(Stored records)
(begin)

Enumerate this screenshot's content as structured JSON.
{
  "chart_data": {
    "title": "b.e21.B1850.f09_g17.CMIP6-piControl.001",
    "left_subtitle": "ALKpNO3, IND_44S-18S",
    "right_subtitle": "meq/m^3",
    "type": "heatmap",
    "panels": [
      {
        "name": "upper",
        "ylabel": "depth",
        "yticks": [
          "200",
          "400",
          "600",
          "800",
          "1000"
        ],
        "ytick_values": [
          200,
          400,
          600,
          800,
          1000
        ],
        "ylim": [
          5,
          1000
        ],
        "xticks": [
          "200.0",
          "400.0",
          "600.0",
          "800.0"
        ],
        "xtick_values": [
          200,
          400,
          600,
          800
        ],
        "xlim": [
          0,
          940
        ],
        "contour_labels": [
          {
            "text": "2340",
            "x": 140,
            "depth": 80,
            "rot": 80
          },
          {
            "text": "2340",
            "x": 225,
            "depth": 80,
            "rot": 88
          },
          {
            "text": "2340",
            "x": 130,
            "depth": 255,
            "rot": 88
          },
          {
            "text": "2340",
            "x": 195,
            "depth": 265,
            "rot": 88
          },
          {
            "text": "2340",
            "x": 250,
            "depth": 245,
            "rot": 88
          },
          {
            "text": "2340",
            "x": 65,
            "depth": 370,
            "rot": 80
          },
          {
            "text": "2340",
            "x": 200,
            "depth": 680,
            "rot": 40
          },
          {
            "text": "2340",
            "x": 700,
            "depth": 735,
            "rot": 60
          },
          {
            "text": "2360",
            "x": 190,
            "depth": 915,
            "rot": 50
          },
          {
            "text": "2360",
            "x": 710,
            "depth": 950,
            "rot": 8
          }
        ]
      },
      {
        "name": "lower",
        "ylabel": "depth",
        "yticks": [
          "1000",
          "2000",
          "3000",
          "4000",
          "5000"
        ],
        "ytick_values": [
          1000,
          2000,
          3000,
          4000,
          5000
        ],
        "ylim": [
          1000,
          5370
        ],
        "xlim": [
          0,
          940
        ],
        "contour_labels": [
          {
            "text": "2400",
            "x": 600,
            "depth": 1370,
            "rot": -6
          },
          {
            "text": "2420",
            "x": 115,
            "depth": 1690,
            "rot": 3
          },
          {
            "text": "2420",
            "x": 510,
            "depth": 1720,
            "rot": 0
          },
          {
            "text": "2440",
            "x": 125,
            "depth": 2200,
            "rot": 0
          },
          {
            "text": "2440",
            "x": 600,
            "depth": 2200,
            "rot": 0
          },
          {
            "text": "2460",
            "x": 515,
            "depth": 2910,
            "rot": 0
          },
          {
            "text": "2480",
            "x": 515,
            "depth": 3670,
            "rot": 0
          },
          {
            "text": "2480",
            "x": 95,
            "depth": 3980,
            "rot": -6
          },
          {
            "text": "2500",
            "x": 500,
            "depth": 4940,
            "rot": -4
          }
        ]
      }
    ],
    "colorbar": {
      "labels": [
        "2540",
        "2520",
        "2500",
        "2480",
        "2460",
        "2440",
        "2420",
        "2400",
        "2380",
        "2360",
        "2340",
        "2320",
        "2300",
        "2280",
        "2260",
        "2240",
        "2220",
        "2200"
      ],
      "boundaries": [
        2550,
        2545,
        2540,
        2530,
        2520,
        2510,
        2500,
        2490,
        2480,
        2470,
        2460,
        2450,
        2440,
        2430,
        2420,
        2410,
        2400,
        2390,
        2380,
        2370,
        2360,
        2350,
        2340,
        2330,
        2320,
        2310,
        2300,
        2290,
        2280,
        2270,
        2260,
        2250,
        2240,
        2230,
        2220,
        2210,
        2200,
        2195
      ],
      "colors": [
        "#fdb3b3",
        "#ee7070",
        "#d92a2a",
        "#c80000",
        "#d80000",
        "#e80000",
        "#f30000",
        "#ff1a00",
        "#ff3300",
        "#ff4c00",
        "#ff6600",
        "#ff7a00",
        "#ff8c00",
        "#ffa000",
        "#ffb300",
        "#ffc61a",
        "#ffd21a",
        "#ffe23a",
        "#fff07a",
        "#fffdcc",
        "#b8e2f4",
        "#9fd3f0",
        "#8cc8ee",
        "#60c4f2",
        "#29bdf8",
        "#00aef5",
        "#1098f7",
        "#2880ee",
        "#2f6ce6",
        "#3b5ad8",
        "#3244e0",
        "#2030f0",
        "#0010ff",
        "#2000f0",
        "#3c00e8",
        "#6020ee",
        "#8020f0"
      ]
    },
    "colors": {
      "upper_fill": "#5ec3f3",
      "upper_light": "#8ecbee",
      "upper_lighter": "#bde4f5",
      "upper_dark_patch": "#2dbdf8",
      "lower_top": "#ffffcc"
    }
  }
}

(end)

● What this task involves:
Extract the whole listing, character for character.

● Exercise result:
Enumerate this screenshot's content as structured JSON.
{
  "chart_data": {
    "title": "b.e21.B1850.f09_g17.CMIP6-piControl.001",
    "left_subtitle": "ALKpNO3, IND_44S-18S",
    "right_subtitle": "meq/m^3",
    "type": "heatmap",
    "panels": [
      {
        "name": "upper",
        "ylabel": "depth",
        "yticks": [
          "200",
          "400",
          "600",
          "800",
          "1000"
        ],
        "ytick_values": [
          200,
          400,
          600,
          800,
          1000
        ],
        "ylim": [
          5,
          1000
        ],
        "xticks": [
          "200.0",
          "400.0",
          "600.0",
          "800.0"
        ],
        "xtick_values": [
          200,
          400,
          600,
          800
        ],
        "xlim": [
          0,
          940
        ],
        "contour_labels": [
          {
            "text": "2340",
            "x": 140,
            "depth": 80,
            "rot": 80
          },
          {
            "text": "2340",
            "x": 225,
            "depth": 80,
            "rot": 88
          },
          {
            "text": "2340",
            "x": 130,
            "depth": 255,
            "rot": 88
          },
          {
            "text": "2340",
            "x": 195,
            "depth": 265,
            "rot": 88
          },
          {
            "text": "2340",
            "x": 250,
            "depth": 245,
            "rot": 88
          },
          {
            "text": "2340",
            "x": 65,
            "depth": 370,
            "rot": 80
          },
          {
            "text": "2340",
            "x": 200,
            "depth": 680,
            "rot": 40
          },
          {
            "text": "2340",
            "x": 700,
            "depth": 735,
            "rot": 60
          },
          {
            "text": "2360",
            "x": 190,
            "depth": 915,
            "rot": 50
          },
          {
            "text": "2360",
            "x": 710,
            "depth": 950,
            "rot": 8
          }
        ]
      },
      {
        "name": "lower",
        "ylabel": "depth",
        "yticks": [
          "1000",
          "2000",
          "3000",
          "4000",
          "5000"
        ],
        "ytick_values": [
          1000,
          2000,
          3000,
          4000,
          5000
        ],
        "ylim": [
          1000,
          5370
        ],
        "xlim": [
          0,
          940
        ],
        "contour_labels": [
          {
            "text": "2400",
            "x": 600,
            "depth": 1370,
            "rot": -6
          },
          {
            "text": "2420",
            "x": 115,
            "depth": 1690,
            "rot": 3
          },
          {
            "text": "2420",
            "x": 510,
            "depth": 1720,
            "rot": 0
          },
          {
            "text": "2440",
            "x": 125,
            "depth": 2200,
            "rot": 0
          },
          {
            "text": "2440",
            "x": 600,
            "depth": 2200,
            "rot": 0
          },
          {
            "text": "2460",
            "x": 515,
            "depth": 2910,
            "rot": 0
          },
          {
            "text": "2480",
            "x": 515,
            "depth": 3670,
            "rot": 0
          },
          {
            "text": "2480",
            "x": 95,
            "depth": 3980,
            "rot": -6
          },
          {
            "text": "2500",
            "x": 500,
            "depth": 4940,
            "rot": -4
          }
        ]
      }
    ],
    "colorbar": {
      "labels": [
        "2540",
        "2520",
        "2500",
        "2480",
        "2460",
        "2440",
        "2420",
        "2400",
        "2380",
        "2360",
        "2340",
        "2320",
        "2300",
        "2280",
        "2260",
        "2240",
        "2220",
        "2200"
      ],
      "boundaries": [
        2550,
        2545,
        2540,
        2530,
        2520,
        2510,
        2500,
        2490,
        2480,
        2470,
        2460,
        2450,
        2440,
        2430,
        2420,
        2410,
        2400,
        2390,
        2380,
        2370,
        2360,
        2350,
        2340,
        2330,
        2320,
        2310,
        2300,
        2290,
        2280,
        2270,
        2260,
        2250,
        2240,
        2230,
        2220,
        2210,
        2200,
        2195
      ],
      "colors": [
        "#fdb3b3",
        "#ee7070",
        "#d92a2a",
        "#c80000",
        "#d80000",
        "#e80000",
        "#f30000",
        "#ff1a00",
        "#ff3300",
        "#ff4c00",
        "#ff6600",
        "#ff7a00",
        "#ff8c00",
        "#ffa000",
        "#ffb300",
        "#ffc61a",
        "#ffd21a",
        "#ffe23a",
        "#fff07a",
        "#fffdcc",
        "#b8e2f4",
        "#9fd3f0",
        "#8cc8ee",
        "#60c4f2",
        "#29bdf8",
        "#00aef5",
        "#1098f7",
        "#2880ee",
        "#2f6ce6",
        "#3b5ad8",
        "#3244e0",
        "#2030f0",
        "#0010ff",
        "#2000f0",
        "#3c00e8",
        "#6020ee",
        "#8020f0"
      ]
    },
    "colors": {
      "upper_fill": "#5ec3f3",
      "upper_light": "#8ecbee",
      "upper_lighter": "#bde4f5",
      "upper_dark_patch": "#2dbdf8",
      "lower_top": "#ffffcc"
    }
  }
}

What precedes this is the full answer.